§ PASSAGE EXTRAIT:
################

Note

J'adore le site de l'Unedic. Genre vraiment, il me fait marrer. Cette page en particulier : https://www.unedic.org/a-propos/comprendre-le-financement-de-lassurance-chomage

La pédagogie employée est exemplaire. On y « apprend » que l'Assurance chômage ne finance pas que les cotisations, mais également les retraites et Pôle emploi :

S'ensuit un petit diagramme tout mignon tout plein. Regardez, il y a bien un déficit ! 37,8 milliards de recettes pour 40,8 milliards de recettes, il y a un problème, non ?

Notez que ça date de juin 2019.

Alors d'où vient le déficit ? C'est justement le paragraphe suivant :

Ah là là c'est la faute à pas de chance c'est la conjoncture économique ma p'tite dame, et pis les « partenaires sociaux » font tout pour les pauvres salariés et PME…

D'ailleurs c'est à partir de 2009 que ça a commencé à être déficitaire, crise économique tout ça…

« Cette gestion, inscrite sur le moyen terme, a pour conséquence depuis 2009 un déficit annuel et une dette croissante, après 3 années d'excédents entre 2006 et 2008. »

################

§ CONSIGNE ÉCRITE: Dans la note sur le financement de l'Assurance chômage, reformulez sous forme de liste le paragraphe qui commence par « Cette gestion, inscrite sur le moyen terme », en conservant ses faits principaux.

[Listes des zones d'éléments]

################

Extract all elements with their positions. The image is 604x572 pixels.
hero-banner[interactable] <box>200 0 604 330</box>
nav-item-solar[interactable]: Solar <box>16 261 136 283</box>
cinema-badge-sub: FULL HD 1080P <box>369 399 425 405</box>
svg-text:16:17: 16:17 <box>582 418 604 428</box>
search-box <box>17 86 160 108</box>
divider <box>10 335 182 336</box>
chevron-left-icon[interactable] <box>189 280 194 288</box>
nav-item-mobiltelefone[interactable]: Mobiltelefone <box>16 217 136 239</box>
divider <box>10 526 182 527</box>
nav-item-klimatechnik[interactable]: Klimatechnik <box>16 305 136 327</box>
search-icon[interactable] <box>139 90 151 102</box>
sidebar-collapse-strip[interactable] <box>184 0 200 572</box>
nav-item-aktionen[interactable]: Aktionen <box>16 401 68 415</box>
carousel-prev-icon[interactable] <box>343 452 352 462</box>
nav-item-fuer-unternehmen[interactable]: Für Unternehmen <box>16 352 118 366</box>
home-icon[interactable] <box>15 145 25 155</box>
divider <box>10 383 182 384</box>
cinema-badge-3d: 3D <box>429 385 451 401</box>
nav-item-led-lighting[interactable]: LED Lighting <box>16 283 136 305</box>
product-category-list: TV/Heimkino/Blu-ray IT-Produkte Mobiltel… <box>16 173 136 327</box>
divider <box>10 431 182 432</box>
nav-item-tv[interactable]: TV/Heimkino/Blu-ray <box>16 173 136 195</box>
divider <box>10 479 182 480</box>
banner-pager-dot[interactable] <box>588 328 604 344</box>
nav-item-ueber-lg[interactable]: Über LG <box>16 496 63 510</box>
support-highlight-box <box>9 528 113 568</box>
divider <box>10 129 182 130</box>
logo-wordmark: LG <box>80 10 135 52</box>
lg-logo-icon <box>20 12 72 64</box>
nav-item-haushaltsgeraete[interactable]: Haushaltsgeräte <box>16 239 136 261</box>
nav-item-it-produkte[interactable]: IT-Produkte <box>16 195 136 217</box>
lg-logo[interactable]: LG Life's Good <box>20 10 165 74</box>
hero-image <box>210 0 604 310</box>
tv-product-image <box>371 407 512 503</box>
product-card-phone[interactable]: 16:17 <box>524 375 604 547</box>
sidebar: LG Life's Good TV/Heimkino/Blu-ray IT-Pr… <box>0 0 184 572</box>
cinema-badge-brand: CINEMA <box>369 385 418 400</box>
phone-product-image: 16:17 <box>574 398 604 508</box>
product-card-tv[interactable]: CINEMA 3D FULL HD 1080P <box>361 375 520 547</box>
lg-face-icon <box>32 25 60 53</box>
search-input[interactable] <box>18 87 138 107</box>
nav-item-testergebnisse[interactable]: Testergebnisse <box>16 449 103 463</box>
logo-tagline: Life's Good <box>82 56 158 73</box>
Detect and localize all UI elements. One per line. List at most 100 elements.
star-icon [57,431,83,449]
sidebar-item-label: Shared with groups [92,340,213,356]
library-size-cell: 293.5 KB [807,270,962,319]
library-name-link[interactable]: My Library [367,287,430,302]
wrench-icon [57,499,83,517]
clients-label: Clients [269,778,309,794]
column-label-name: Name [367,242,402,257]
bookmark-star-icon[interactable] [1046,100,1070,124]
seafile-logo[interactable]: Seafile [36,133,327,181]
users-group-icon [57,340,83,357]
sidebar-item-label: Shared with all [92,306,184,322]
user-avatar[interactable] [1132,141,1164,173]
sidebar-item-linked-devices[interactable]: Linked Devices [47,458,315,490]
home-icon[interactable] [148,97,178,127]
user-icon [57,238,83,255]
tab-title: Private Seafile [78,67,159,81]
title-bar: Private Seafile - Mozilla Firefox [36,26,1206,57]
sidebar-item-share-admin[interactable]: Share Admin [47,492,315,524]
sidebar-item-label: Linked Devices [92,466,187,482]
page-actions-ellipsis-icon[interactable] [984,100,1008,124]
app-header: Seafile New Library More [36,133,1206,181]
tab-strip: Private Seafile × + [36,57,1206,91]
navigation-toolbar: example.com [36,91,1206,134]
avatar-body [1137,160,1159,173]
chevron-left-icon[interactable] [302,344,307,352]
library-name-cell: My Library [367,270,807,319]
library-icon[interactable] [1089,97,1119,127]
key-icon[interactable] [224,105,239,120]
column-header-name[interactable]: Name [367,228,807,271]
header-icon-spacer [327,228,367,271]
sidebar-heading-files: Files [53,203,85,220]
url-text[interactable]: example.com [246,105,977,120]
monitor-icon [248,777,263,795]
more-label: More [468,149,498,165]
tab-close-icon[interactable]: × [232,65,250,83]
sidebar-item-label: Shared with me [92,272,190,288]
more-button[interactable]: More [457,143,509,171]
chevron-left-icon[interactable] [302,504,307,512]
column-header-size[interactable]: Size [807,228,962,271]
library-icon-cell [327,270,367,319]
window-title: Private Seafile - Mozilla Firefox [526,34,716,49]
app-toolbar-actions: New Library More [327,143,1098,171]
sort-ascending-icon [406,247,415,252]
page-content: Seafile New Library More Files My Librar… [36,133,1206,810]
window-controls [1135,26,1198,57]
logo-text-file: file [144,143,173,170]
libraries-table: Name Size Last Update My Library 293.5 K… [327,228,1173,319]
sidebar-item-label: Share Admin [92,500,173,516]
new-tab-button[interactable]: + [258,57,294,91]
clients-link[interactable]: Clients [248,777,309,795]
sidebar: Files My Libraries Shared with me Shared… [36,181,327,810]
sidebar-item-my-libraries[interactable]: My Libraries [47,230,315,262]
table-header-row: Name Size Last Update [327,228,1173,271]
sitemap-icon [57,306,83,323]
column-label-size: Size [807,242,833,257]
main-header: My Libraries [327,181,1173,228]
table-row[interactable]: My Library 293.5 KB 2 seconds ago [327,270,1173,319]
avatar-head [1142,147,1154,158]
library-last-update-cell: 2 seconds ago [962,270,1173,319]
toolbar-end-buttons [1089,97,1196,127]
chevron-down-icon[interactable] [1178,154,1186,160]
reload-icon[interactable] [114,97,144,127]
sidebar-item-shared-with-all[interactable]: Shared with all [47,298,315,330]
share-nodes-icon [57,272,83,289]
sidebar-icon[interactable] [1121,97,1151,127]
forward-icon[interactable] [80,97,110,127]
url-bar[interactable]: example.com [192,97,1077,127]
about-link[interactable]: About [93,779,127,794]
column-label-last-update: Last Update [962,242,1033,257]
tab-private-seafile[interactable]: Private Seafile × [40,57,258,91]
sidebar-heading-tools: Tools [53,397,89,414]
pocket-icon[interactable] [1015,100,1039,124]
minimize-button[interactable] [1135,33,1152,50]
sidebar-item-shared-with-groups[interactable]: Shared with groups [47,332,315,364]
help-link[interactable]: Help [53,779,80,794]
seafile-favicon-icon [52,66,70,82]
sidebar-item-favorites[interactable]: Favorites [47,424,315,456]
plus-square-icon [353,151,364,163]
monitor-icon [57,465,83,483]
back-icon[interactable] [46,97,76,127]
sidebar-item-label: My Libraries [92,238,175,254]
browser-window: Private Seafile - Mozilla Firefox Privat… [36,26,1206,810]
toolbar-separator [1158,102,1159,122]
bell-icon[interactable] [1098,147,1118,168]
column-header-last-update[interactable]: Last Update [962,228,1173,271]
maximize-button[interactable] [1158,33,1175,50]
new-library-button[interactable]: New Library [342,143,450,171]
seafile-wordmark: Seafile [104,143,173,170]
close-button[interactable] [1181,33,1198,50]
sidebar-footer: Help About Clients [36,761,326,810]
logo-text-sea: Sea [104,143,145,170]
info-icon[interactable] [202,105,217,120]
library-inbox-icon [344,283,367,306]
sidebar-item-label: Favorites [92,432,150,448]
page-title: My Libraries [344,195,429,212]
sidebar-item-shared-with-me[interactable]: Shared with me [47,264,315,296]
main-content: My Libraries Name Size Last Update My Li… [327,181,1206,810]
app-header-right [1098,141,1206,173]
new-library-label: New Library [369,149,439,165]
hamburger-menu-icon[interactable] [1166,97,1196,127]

################

§ RÉSULTAT DE L'EXERCICE:
- Une gestion inscrite sur le moyen terme.
- De 2006 à 2008 : trois années d'excédents.
- Depuis 2009 : un déficit annuel et une dette croissante, conséquences de cette gestion.